STATED GOAL: Gather each line of the records where "icon" appears.

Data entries
• • • • •

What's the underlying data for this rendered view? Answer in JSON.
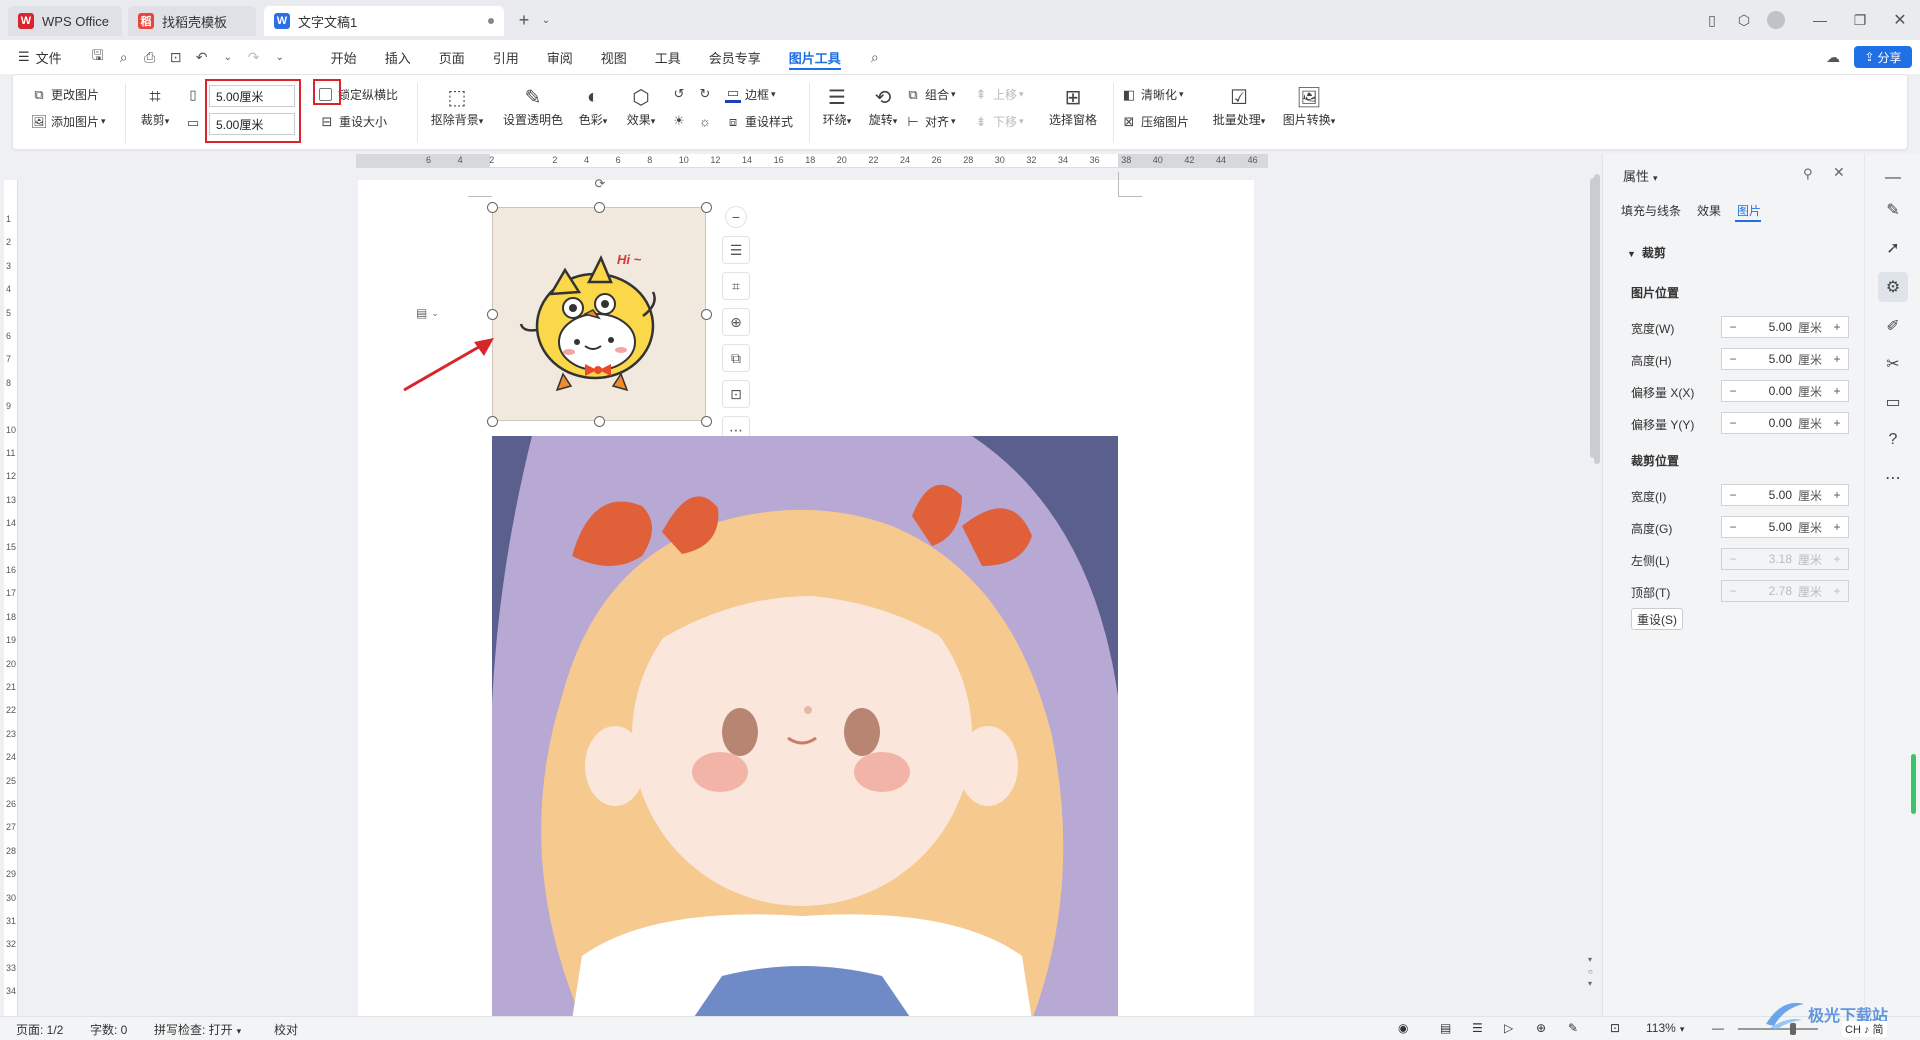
{
  "tabs": [
    {
      "label": "WPS Office",
      "icon": "wps-logo-icon",
      "color": "#d9262c"
    },
    {
      "label": "找稻壳模板",
      "icon": "docer-logo-icon",
      "color": "#e8453c"
    },
    {
      "label": "文字文稿1",
      "icon": "writer-logo-icon",
      "color": "#2b6fe6"
    }
  ],
  "menu": {
    "file": "文件",
    "items": [
      "开始",
      "插入",
      "页面",
      "引用",
      "审阅",
      "视图",
      "工具",
      "会员专享",
      "图片工具"
    ],
    "active": "图片工具",
    "share": "分享"
  },
  "ribbon": {
    "change_picture": "更改图片",
    "add_picture": "添加图片",
    "crop": "裁剪",
    "width_value": "5.00厘米",
    "height_value": "5.00厘米",
    "lock_ratio": "锁定纵横比",
    "reset_size": "重设大小",
    "remove_bg": "抠除背景",
    "set_transparent": "设置透明色",
    "color": "色彩",
    "effects": "效果",
    "border": "边框",
    "reset_style": "重设样式",
    "wrap": "环绕",
    "rotate": "旋转",
    "group": "组合",
    "align": "对齐",
    "bring_forward": "上移",
    "send_backward": "下移",
    "selection_pane": "选择窗格",
    "sharpen": "清晰化",
    "compress": "压缩图片",
    "batch": "批量处理",
    "convert": "图片转换"
  },
  "ruler_h": [
    "6",
    "4",
    "2",
    "",
    "2",
    "4",
    "6",
    "8",
    "10",
    "12",
    "14",
    "16",
    "18",
    "20",
    "22",
    "24",
    "26",
    "28",
    "30",
    "32",
    "34",
    "36",
    "38",
    "40",
    "42",
    "44",
    "46"
  ],
  "ruler_v": [
    "1",
    "2",
    "3",
    "4",
    "5",
    "6",
    "7",
    "8",
    "9",
    "10",
    "11",
    "12",
    "13",
    "14",
    "15",
    "16",
    "17",
    "18",
    "19",
    "20",
    "21",
    "22",
    "23",
    "24",
    "25",
    "26",
    "27",
    "28",
    "29",
    "30",
    "31",
    "32",
    "33",
    "34"
  ],
  "sticker_text": "Hi ~",
  "panel": {
    "title": "属性",
    "tabs": [
      "填充与线条",
      "效果",
      "图片"
    ],
    "active_tab": "图片",
    "section": "裁剪",
    "group1": "图片位置",
    "group2": "裁剪位置",
    "rows1": [
      {
        "label": "宽度(W)",
        "value": "5.00",
        "unit": "厘米"
      },
      {
        "label": "高度(H)",
        "value": "5.00",
        "unit": "厘米"
      },
      {
        "label": "偏移量 X(X)",
        "value": "0.00",
        "unit": "厘米"
      },
      {
        "label": "偏移量 Y(Y)",
        "value": "0.00",
        "unit": "厘米"
      }
    ],
    "rows2": [
      {
        "label": "宽度(I)",
        "value": "5.00",
        "unit": "厘米"
      },
      {
        "label": "高度(G)",
        "value": "5.00",
        "unit": "厘米"
      },
      {
        "label": "左侧(L)",
        "value": "3.18",
        "unit": "厘米"
      },
      {
        "label": "顶部(T)",
        "value": "2.78",
        "unit": "厘米"
      }
    ],
    "reset": "重设(S)"
  },
  "status": {
    "page": "页面: 1/2",
    "words": "字数: 0",
    "spell": "拼写检查: 打开",
    "proof": "校对",
    "zoom": "113%"
  },
  "watermark": "极光下载站",
  "ime": "CH ♪ 简"
}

• • • • •

EXERCISE RESPONSE:
      "icon": "wps-logo-icon",
      "icon": "docer-logo-icon",
      "icon": "writer-logo-icon",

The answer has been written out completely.